■ **EXERCISE**
Images are excluded; otherwise, output every record exactly.

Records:
* * *
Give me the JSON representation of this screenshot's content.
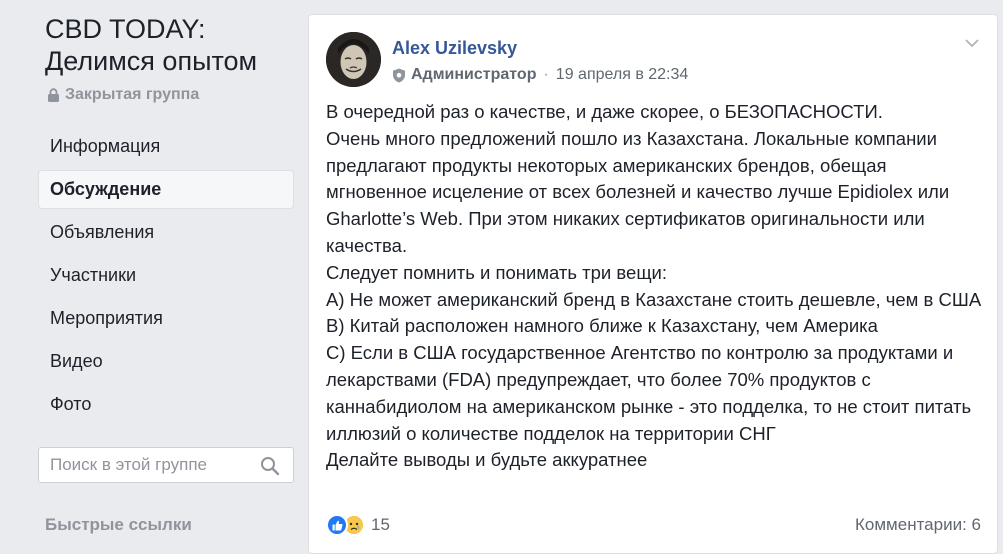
{
  "group": {
    "title_line1": "CBD TODAY:",
    "title_line2": "Делимся опытом",
    "privacy": "Закрытая группа"
  },
  "nav": {
    "items": [
      {
        "label": "Информация"
      },
      {
        "label": "Обсуждение",
        "active": true
      },
      {
        "label": "Объявления"
      },
      {
        "label": "Участники"
      },
      {
        "label": "Мероприятия"
      },
      {
        "label": "Видео"
      },
      {
        "label": "Фото"
      }
    ]
  },
  "search": {
    "placeholder": "Поиск в этой группе"
  },
  "quick_links": "Быстрые ссылки",
  "post": {
    "author": "Alex Uzilevsky",
    "role": "Администратор",
    "timestamp": "19 апреля в 22:34",
    "lines": [
      "В очередной раз о качестве, и даже скорее, о БЕЗОПАСНОСТИ.",
      "Очень много предложений пошло из Казахстана. Локальные компании предлагают продукты некоторых американских брендов, обещая мгновенное исцеление от всех болезней и качество лучше Epidiolex или Gharlotte’s Web. При этом никаких сертификатов оригинальности или качества.",
      "Следует помнить и понимать три вещи:",
      "А) Не может американский бренд в Казахстане стоить дешевле, чем в США",
      "В) Китай расположен намного ближе к Казахстану, чем Америка",
      "С) Если в США государственное Агентство по контролю за продуктами и лекарствами (FDA) предупреждает, что более 70% продуктов с каннабидиолом на американском рынке - это подделка, то не стоит питать иллюзий о количестве подделок на территории СНГ",
      "Делайте выводы и будьте аккуратнее"
    ],
    "reactions_count": "15",
    "comments": "Комментарии: 6"
  },
  "colors": {
    "background": "#e9ebee",
    "link": "#365899",
    "like": "#2078f4"
  }
}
* * *
■ **RESPONSE BELOW**
Give me the JSON representation of this screenshot's content.
{
  "group": {
    "title_line1": "CBD TODAY:",
    "title_line2": "Делимся опытом",
    "privacy": "Закрытая группа"
  },
  "nav": {
    "items": [
      {
        "label": "Информация"
      },
      {
        "label": "Обсуждение",
        "active": true
      },
      {
        "label": "Объявления"
      },
      {
        "label": "Участники"
      },
      {
        "label": "Мероприятия"
      },
      {
        "label": "Видео"
      },
      {
        "label": "Фото"
      }
    ]
  },
  "search": {
    "placeholder": "Поиск в этой группе"
  },
  "quick_links": "Быстрые ссылки",
  "post": {
    "author": "Alex Uzilevsky",
    "role": "Администратор",
    "timestamp": "19 апреля в 22:34",
    "lines": [
      "В очередной раз о качестве, и даже скорее, о БЕЗОПАСНОСТИ.",
      "Очень много предложений пошло из Казахстана. Локальные компании предлагают продукты некоторых американских брендов, обещая мгновенное исцеление от всех болезней и качество лучше Epidiolex или Gharlotte’s Web. При этом никаких сертификатов оригинальности или качества.",
      "Следует помнить и понимать три вещи:",
      "А) Не может американский бренд в Казахстане стоить дешевле, чем в США",
      "В) Китай расположен намного ближе к Казахстану, чем Америка",
      "С) Если в США государственное Агентство по контролю за продуктами и лекарствами (FDA) предупреждает, что более 70% продуктов с каннабидиолом на американском рынке - это подделка, то не стоит питать иллюзий о количестве подделок на территории СНГ",
      "Делайте выводы и будьте аккуратнее"
    ],
    "reactions_count": "15",
    "comments": "Комментарии: 6"
  },
  "colors": {
    "background": "#e9ebee",
    "link": "#365899",
    "like": "#2078f4"
  }
}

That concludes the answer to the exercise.